▶ [Excerpt to read]:
************

Earnings Call Open to Investors
Synopsys will hold a conference call for financial analysts and investors today at 2:00 p.m. Pacific Time.  A live webcast of the call will be available at Synopsys' corporate website at www.synopsys.com.  A recording of the call will be available by calling +1-800-475-6701 (+1-320-365-3844 for international callers), access code 271818 beginning at 4:00 p.m. Pacific Time today.  A webcast replay will also be available on the website from approximately 5:30 p.m. Pacific Time today through the time Synopsys announces its results for the first quarter fiscal 2013 in February 2013.  Synopsys will post copies of the prepared remarks of Aart de Geus, chairman and co-chief executive officer, and Brian Beattie, chief financial officer, on its website following the call.  In addition, Synopsys makes additional financial information available in a financial supplement also posted on the corporate website.

************

▶ [Dataset excerpts]:

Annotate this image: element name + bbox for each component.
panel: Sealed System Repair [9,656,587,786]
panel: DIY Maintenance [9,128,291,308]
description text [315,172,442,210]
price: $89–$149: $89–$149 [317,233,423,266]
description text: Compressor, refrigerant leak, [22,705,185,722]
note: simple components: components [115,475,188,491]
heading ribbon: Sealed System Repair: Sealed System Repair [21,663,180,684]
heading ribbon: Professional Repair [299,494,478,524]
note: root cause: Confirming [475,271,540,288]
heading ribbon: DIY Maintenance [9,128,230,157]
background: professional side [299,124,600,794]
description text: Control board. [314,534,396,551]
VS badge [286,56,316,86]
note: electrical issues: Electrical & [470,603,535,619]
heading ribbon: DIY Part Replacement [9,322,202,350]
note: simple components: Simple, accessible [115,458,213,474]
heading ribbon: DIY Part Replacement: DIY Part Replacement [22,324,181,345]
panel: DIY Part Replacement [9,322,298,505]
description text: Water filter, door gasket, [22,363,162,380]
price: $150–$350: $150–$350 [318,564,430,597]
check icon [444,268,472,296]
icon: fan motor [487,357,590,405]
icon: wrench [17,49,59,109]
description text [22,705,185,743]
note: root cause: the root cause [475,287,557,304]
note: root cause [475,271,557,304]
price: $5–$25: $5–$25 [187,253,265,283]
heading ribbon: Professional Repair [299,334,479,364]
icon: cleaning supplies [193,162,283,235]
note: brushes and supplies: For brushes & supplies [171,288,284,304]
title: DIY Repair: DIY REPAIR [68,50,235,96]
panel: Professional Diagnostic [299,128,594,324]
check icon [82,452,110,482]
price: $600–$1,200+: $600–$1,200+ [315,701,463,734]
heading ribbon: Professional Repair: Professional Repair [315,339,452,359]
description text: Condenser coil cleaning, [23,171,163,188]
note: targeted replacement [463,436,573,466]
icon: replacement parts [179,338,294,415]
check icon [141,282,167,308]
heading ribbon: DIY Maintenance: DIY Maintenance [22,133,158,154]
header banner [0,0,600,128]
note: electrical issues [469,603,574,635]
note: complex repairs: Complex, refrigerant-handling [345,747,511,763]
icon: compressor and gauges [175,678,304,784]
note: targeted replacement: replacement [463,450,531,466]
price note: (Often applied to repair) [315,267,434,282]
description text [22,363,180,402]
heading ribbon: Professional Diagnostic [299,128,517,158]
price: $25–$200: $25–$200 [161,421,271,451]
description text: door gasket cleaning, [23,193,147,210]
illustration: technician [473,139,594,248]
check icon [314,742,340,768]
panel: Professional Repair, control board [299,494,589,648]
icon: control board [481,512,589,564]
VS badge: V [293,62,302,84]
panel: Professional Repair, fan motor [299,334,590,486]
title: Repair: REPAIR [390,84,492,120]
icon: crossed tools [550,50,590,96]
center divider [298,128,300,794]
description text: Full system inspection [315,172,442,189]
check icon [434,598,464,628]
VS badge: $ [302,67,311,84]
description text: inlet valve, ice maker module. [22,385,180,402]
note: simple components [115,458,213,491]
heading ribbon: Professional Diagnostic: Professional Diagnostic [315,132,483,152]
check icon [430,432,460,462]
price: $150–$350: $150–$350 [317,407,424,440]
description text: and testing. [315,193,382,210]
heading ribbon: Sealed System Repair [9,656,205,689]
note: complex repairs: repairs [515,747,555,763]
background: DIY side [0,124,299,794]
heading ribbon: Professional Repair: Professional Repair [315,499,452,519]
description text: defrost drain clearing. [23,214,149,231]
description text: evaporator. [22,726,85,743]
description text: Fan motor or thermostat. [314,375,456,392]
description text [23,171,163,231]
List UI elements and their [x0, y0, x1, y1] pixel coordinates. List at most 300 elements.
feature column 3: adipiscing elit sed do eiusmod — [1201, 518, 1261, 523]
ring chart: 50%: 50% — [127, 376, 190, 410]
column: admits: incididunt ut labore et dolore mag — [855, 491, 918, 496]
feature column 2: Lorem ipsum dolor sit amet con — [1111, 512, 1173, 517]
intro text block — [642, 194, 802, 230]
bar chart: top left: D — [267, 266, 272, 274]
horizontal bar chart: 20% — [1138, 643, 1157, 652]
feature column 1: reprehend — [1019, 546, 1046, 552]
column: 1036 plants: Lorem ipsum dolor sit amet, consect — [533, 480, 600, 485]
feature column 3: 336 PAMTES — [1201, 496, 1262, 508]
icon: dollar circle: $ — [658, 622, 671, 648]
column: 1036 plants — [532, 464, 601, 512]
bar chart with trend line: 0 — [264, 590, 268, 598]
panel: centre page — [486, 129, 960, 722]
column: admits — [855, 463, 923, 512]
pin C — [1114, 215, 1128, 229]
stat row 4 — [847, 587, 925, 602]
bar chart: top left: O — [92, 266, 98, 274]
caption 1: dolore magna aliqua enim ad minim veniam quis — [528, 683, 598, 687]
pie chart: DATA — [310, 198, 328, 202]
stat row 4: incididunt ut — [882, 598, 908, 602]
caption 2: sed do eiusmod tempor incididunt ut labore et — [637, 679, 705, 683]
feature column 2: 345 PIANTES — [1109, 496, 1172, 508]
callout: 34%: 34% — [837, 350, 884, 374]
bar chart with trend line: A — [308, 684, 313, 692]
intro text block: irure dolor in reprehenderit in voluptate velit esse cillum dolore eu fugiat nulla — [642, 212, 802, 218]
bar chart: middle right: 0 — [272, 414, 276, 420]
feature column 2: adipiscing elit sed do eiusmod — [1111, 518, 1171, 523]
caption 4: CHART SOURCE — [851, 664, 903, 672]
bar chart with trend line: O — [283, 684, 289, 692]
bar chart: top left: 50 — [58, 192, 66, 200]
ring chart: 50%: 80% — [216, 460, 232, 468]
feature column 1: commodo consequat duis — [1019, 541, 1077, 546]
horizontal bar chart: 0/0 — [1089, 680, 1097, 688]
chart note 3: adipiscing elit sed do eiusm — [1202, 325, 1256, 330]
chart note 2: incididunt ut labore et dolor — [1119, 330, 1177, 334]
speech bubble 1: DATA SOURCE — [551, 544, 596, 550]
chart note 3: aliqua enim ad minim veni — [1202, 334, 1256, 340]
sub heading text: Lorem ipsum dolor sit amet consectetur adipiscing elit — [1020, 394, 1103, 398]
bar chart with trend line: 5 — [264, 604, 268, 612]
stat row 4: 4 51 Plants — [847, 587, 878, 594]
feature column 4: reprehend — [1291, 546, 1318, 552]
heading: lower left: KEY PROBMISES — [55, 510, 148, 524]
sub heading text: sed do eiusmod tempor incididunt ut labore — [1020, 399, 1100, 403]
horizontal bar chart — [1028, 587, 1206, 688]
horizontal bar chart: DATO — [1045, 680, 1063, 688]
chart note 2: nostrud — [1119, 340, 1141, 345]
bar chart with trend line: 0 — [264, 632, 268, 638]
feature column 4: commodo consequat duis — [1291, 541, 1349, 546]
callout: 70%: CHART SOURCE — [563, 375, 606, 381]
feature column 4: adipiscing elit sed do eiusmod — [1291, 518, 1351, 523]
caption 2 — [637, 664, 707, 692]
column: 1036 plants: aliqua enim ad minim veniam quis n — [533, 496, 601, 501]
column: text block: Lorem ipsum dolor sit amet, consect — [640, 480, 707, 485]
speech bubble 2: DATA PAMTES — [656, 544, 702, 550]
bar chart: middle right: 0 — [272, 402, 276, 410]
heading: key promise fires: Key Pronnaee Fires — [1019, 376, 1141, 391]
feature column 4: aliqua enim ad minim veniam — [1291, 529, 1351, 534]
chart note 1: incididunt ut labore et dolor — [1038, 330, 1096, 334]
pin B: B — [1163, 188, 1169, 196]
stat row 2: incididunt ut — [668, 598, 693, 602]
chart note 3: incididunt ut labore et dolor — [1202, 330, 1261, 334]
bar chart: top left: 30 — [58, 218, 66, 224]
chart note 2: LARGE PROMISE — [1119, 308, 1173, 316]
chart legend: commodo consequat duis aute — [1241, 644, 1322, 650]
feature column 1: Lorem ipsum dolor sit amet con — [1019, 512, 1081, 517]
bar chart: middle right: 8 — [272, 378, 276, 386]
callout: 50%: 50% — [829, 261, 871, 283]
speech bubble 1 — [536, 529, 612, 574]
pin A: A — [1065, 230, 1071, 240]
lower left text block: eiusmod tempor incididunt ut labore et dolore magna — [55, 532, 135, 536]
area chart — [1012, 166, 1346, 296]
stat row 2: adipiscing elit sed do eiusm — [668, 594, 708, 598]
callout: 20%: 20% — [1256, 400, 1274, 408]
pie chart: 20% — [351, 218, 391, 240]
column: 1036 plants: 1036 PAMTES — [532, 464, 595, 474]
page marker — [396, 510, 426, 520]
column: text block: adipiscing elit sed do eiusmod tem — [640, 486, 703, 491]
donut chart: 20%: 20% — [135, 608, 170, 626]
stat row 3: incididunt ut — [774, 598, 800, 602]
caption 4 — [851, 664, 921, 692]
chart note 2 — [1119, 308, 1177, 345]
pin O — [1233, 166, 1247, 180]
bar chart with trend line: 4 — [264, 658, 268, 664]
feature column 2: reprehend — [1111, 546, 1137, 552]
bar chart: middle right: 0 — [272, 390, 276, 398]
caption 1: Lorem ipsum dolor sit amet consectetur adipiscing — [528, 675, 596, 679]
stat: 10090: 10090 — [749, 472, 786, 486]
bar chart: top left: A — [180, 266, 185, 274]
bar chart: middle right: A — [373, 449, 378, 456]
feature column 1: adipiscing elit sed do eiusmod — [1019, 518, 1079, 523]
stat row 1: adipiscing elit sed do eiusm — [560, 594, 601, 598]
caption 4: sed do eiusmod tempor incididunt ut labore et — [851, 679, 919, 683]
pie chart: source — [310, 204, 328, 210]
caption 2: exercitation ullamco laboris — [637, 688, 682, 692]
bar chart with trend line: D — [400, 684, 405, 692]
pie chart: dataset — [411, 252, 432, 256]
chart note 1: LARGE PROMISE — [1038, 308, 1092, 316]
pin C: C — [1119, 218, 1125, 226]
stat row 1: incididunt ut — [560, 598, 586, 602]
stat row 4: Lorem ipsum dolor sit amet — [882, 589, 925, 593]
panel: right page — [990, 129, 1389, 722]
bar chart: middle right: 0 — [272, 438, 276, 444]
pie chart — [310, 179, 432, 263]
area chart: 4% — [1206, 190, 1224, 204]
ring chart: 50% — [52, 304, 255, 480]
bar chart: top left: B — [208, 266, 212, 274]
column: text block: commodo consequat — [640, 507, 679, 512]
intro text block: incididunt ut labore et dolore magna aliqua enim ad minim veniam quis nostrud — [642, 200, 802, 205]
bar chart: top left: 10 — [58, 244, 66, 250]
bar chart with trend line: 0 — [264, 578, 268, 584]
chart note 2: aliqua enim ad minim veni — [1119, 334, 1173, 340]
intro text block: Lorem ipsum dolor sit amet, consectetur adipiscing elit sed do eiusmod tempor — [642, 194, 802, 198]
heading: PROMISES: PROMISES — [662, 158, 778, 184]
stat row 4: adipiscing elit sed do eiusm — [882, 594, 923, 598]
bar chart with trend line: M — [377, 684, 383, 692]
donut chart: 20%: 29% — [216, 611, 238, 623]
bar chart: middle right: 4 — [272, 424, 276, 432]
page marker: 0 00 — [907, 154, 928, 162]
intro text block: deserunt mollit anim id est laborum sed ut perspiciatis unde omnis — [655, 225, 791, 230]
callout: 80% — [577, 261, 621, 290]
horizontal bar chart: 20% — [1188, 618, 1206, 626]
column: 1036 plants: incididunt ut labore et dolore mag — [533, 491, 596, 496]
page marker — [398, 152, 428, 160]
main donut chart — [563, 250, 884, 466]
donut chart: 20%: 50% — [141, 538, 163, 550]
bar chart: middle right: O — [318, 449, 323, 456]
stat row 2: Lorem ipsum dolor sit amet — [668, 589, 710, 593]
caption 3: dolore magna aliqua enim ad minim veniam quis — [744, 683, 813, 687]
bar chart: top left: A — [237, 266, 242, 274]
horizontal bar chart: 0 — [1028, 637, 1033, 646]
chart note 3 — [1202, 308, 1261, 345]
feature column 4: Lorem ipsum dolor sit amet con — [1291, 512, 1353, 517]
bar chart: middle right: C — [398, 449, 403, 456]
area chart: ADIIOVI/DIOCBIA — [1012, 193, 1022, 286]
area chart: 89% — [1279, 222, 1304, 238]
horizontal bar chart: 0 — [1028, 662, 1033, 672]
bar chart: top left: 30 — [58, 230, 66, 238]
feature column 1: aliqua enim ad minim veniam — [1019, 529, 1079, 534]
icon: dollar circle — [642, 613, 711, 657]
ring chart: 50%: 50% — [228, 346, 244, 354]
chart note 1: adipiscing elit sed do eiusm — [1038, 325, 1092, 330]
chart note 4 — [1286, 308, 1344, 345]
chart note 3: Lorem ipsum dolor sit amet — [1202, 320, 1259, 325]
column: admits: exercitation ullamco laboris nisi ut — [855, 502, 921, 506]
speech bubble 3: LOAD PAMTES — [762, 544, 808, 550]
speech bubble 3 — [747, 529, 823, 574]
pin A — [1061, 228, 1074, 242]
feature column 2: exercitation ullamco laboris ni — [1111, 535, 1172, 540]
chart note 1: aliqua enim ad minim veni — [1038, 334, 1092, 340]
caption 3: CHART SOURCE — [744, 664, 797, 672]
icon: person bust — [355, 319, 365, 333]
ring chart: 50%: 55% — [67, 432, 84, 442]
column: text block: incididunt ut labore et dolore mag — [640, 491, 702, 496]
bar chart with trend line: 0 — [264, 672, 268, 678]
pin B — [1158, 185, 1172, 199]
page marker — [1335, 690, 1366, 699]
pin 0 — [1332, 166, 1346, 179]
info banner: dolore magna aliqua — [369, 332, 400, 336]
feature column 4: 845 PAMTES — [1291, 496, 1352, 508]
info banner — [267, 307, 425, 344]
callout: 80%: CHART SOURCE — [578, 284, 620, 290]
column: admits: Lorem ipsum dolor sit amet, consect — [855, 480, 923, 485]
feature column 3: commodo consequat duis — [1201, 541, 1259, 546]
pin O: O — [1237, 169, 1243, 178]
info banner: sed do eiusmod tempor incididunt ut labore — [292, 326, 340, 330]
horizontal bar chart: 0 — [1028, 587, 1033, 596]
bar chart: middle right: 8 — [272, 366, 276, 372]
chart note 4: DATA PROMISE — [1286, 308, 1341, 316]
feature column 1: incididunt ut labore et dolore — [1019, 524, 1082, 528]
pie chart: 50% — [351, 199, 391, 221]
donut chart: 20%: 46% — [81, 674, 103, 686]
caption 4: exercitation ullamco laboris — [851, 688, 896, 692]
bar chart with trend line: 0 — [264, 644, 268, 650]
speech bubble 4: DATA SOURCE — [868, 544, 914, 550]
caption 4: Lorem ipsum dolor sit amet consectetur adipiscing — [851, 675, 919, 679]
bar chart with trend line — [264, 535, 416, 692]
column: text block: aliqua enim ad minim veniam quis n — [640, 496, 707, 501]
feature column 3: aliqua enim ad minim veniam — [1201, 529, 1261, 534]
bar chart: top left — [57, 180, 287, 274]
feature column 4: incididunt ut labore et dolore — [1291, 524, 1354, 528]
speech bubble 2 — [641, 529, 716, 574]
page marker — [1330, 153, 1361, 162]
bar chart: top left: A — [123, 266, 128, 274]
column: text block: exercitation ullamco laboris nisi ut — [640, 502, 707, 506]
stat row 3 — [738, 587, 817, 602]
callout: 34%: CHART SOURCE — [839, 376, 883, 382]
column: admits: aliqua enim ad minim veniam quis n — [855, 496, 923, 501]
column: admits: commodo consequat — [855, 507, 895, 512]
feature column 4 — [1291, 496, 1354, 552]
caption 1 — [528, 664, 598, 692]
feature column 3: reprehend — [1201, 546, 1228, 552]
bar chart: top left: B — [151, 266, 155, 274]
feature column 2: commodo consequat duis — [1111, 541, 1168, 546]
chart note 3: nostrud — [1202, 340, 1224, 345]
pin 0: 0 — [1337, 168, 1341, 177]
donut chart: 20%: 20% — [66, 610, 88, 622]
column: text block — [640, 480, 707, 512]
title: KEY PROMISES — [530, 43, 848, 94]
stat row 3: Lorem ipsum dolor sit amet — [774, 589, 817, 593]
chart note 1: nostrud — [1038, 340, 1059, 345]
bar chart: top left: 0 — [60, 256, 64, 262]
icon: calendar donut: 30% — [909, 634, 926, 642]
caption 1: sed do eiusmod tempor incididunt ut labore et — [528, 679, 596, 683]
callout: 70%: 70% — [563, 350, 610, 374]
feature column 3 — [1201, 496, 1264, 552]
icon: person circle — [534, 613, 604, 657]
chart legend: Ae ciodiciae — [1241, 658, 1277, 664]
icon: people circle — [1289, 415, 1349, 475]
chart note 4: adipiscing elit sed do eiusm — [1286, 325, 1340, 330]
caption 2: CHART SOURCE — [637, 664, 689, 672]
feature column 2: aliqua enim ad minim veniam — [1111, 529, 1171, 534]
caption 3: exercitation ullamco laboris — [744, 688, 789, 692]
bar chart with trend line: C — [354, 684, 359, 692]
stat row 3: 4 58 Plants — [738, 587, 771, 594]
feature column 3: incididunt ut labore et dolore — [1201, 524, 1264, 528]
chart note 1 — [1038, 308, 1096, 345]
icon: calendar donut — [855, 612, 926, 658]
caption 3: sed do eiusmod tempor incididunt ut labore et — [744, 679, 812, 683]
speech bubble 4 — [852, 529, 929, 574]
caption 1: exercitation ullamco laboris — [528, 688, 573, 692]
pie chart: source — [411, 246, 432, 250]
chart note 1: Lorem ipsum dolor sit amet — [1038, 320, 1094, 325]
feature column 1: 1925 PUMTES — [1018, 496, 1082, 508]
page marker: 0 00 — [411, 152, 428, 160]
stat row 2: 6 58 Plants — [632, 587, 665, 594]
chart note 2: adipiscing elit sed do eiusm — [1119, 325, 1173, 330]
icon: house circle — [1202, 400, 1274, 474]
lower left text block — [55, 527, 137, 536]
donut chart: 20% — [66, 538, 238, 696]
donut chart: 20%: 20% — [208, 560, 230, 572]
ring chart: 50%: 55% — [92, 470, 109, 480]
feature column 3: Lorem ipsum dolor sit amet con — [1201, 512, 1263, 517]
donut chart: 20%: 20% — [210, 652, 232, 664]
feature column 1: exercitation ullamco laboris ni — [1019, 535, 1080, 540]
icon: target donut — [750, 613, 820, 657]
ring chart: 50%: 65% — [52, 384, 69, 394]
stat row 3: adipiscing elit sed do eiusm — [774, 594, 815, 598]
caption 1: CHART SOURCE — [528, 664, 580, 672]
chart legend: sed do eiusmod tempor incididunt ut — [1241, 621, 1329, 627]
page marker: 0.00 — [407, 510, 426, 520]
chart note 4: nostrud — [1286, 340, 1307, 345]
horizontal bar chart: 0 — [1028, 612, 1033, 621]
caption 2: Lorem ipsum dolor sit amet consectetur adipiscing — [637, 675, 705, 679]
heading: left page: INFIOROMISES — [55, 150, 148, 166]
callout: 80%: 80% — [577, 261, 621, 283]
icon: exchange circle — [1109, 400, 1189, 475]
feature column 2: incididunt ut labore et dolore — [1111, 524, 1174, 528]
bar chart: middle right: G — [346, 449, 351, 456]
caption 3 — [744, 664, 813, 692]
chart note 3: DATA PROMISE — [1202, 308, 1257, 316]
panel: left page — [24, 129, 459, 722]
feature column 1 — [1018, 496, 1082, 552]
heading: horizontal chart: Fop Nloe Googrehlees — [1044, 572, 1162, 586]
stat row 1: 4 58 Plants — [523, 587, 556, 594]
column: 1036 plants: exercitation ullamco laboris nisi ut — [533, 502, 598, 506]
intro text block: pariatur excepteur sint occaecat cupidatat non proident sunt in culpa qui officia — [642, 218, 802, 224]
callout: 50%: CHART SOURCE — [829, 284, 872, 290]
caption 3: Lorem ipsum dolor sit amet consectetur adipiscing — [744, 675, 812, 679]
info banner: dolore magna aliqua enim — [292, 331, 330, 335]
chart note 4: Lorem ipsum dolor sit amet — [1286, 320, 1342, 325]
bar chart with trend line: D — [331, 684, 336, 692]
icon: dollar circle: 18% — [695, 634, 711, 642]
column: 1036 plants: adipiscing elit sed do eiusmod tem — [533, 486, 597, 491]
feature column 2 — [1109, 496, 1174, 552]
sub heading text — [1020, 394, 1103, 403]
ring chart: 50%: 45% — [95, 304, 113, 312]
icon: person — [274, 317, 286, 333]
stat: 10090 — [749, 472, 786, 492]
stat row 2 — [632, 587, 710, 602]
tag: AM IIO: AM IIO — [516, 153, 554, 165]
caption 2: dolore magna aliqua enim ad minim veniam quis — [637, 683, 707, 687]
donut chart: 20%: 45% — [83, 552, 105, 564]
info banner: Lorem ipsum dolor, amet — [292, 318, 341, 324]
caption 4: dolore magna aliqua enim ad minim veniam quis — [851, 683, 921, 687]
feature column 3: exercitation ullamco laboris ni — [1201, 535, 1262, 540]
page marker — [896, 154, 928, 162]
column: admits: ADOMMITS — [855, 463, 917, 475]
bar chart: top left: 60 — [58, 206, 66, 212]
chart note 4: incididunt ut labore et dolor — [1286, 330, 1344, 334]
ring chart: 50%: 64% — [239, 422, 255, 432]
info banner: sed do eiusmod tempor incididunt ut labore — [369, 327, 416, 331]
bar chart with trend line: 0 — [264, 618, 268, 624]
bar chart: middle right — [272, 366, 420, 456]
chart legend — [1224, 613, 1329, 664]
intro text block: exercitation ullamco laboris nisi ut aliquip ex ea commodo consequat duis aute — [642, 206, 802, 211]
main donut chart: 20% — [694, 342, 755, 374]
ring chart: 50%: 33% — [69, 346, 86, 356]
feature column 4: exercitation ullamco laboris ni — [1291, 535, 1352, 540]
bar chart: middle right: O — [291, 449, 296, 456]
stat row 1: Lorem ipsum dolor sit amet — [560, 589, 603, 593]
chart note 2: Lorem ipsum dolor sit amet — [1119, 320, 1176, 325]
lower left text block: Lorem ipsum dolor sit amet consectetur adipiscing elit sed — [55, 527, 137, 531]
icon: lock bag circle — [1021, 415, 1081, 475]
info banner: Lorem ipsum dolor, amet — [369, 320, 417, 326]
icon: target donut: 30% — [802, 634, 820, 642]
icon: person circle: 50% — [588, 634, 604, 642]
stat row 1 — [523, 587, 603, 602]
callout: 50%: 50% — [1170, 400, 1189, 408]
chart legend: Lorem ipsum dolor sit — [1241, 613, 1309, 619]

************

▶ [Given instruction 1]: Please list every clock time given in the earnings call announcement.
▶ [Given instruction 2]: Proceed with the earnings call announcement, writing on from its last sentence.
The material is separate from the earnings call announcement.

▶ [Right answer 1]: 2:00 p.m. Pacific Time, 4:00 p.m. Pacific Time, 5:30 p.m. Pacific Time

▶ [Right answer 2]:
Effectiveness of Information
The targets included in this release, the statements made during the earnings conference call and the information contained in the financial supplement (available in the Investor Relations section of Synopsys' website at www.synopsys.com) represent Synopsys' expectations and beliefs as of the date of this release only.  Although this press release, copies of the prepared remarks of the co-chief executive officer and chief financial officer made during the call and the financial supplement will remain available on Synopsys' website through the date of the first quarter fiscal year 2013 earnings call in February 2013, their continued availability through such date does not mean that Synopsys is reaffirming or confirming their continued validity.  Synopsys does not currently intend to report on its progress during the first quarter of fiscal 2013 or comment to analysts or investors on, or otherwise update, the targets given in this earnings release.

Availability of Final Financial Statements
Synopsys will include final financial statements for the fourth quarter and fiscal 2012 in its annual report on Form 10-K to be filed by January 2, 2013.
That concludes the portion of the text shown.